◆ **Your goal**
Find each line holding the word "Aktivitas" and give the total alone.

◆ **Provided data**
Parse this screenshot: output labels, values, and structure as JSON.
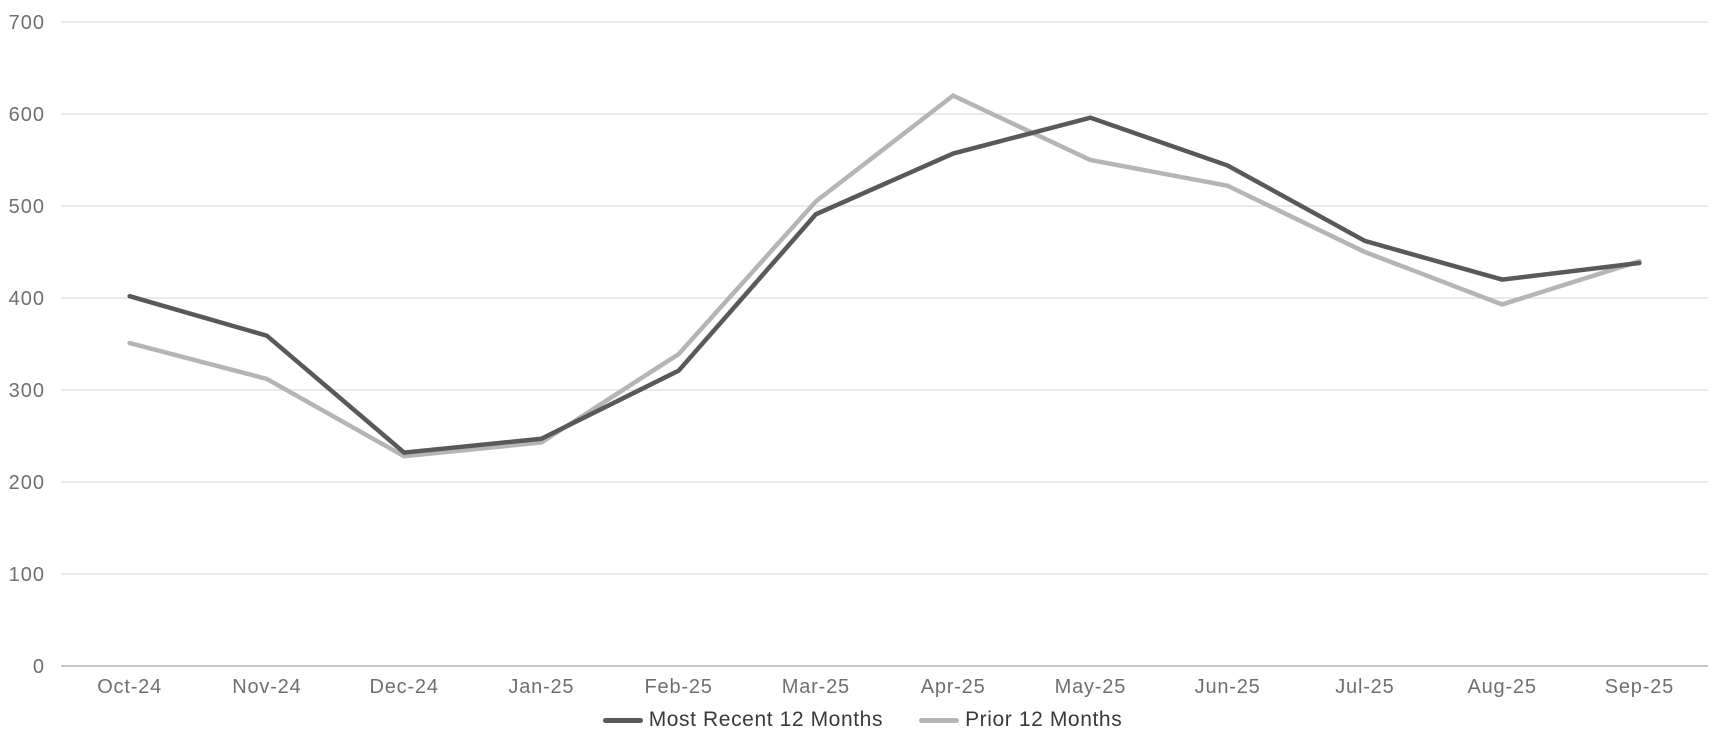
{
  "chart_data": {
    "type": "line",
    "title": "",
    "xlabel": "",
    "ylabel": "",
    "categories": [
      "Oct-24",
      "Nov-24",
      "Dec-24",
      "Jan-25",
      "Feb-25",
      "Mar-25",
      "Apr-25",
      "May-25",
      "Jun-25",
      "Jul-25",
      "Aug-25",
      "Sep-25"
    ],
    "series": [
      {
        "name": "Most Recent 12 Months",
        "color": "#58595b",
        "values": [
          402,
          359,
          232,
          247,
          321,
          491,
          557,
          596,
          544,
          462,
          420,
          438
        ]
      },
      {
        "name": "Prior 12 Months",
        "color": "#b5b5b5",
        "values": [
          351,
          312,
          228,
          243,
          339,
          505,
          620,
          550,
          522,
          450,
          393,
          440
        ]
      }
    ],
    "ylim": [
      0,
      700
    ],
    "yticks": [
      0,
      100,
      200,
      300,
      400,
      500,
      600,
      700
    ],
    "grid": "horizontal",
    "legend_position": "bottom"
  },
  "colors": {
    "background": "#ffffff",
    "gridline": "#e3e3e3",
    "zero_axis_line": "#c6c6c6",
    "tick_label": "#6f6f6f",
    "legend_text": "#3a3a3a"
  }
}
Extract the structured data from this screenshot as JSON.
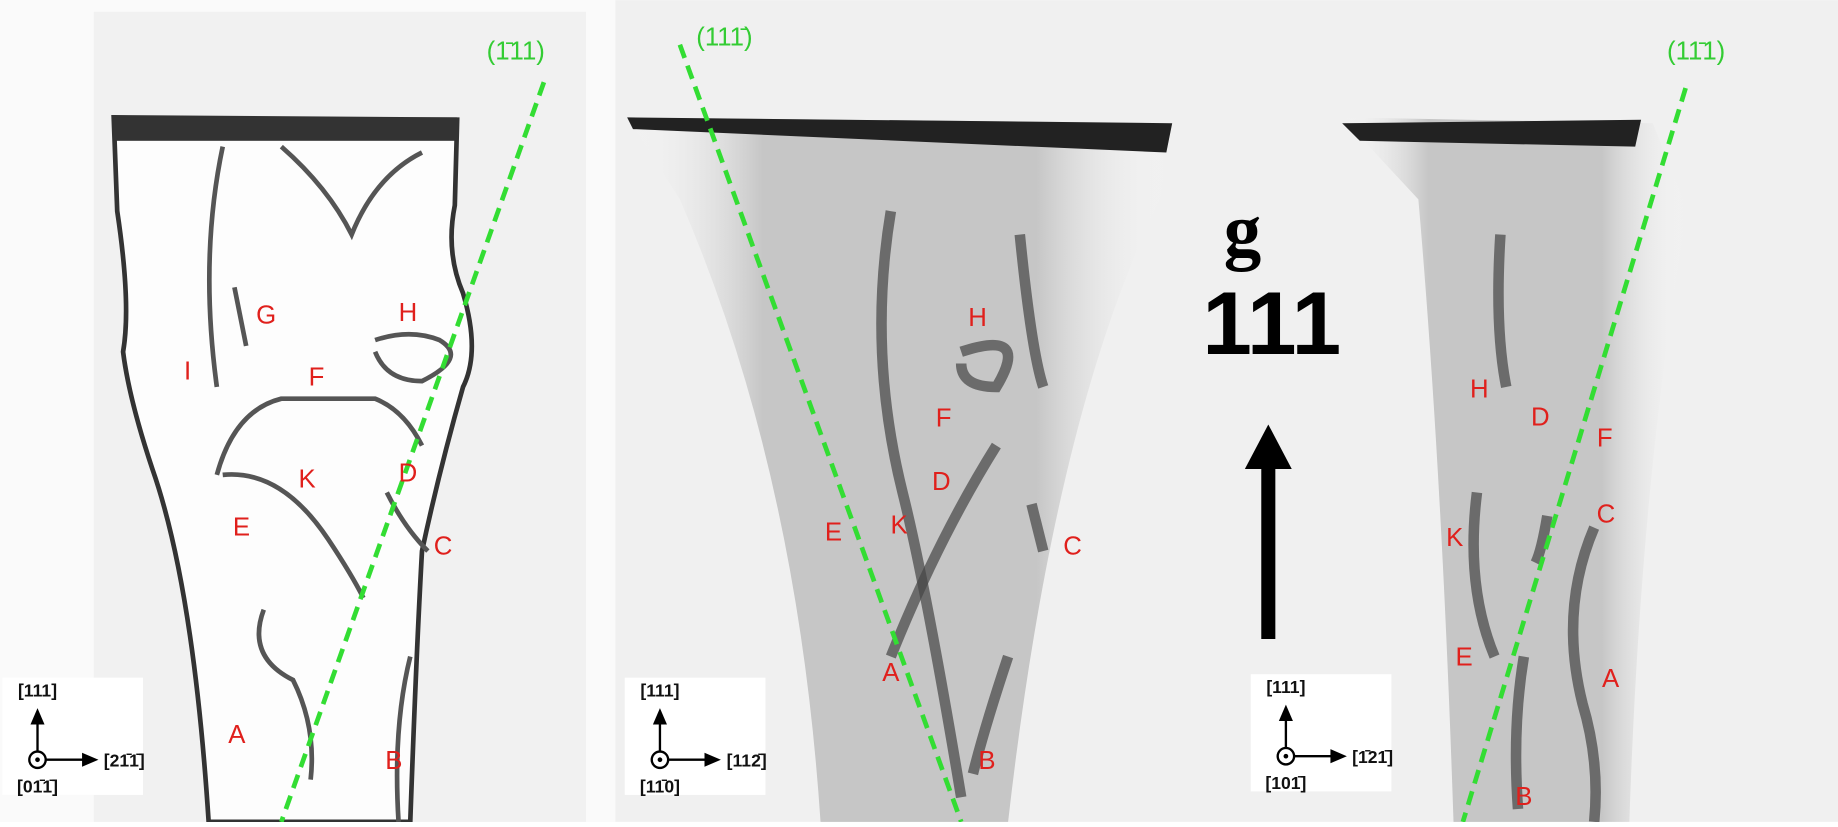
{
  "panels": [
    {
      "plane": "(1̄11)",
      "labels": [
        "G",
        "H",
        "I",
        "F",
        "K",
        "D",
        "E",
        "C",
        "A",
        "B"
      ],
      "axes": {
        "up": "[111]",
        "right": "[21̄1̄]",
        "out": "[01̄1̄]"
      }
    },
    {
      "plane": "(111̄)",
      "labels": [
        "H",
        "F",
        "D",
        "E",
        "K",
        "C",
        "A",
        "B"
      ],
      "axes": {
        "up": "[111]",
        "right": "[112̄]",
        "out": "[11̄0]"
      }
    },
    {
      "plane": "(11̄1)",
      "labels": [
        "H",
        "D",
        "F",
        "C",
        "K",
        "E",
        "A",
        "B"
      ],
      "axes": {
        "up": "[111]",
        "right": "[1̄21̄]",
        "out": "[101̄]"
      }
    }
  ],
  "g_vector": {
    "symbol": "g",
    "index": "111"
  }
}
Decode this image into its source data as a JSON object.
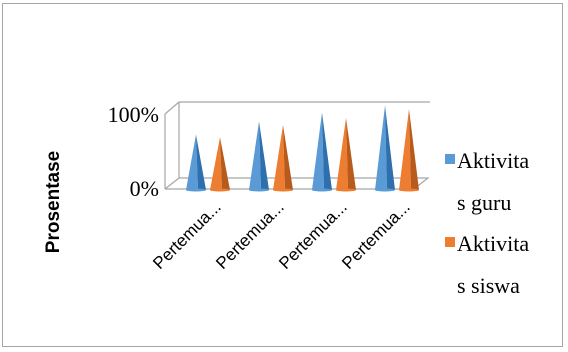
{
  "chart_data": {
    "type": "bar",
    "shape": "cone-3d",
    "title": "",
    "ylabel": "Prosentase",
    "xlabel": "",
    "categories": [
      "Pertemua...",
      "Pertemua...",
      "Pertemua...",
      "Pertemua..."
    ],
    "series": [
      {
        "name": "Aktivitas guru",
        "legend_lines": [
          "Aktivita",
          "s guru"
        ],
        "color": "#5b9bd5",
        "shade": "#2e6fae",
        "values": [
          63,
          78,
          88,
          96
        ]
      },
      {
        "name": "Aktivitas siswa",
        "legend_lines": [
          "Aktivita",
          "s siswa"
        ],
        "color": "#ed7d31",
        "shade": "#b85a1b",
        "values": [
          60,
          74,
          82,
          92
        ]
      }
    ],
    "ylim": [
      0,
      100
    ],
    "y_ticks": [
      "0%",
      "100%"
    ],
    "legend_position": "right",
    "gridlines": true
  }
}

◆ **Correct response**
2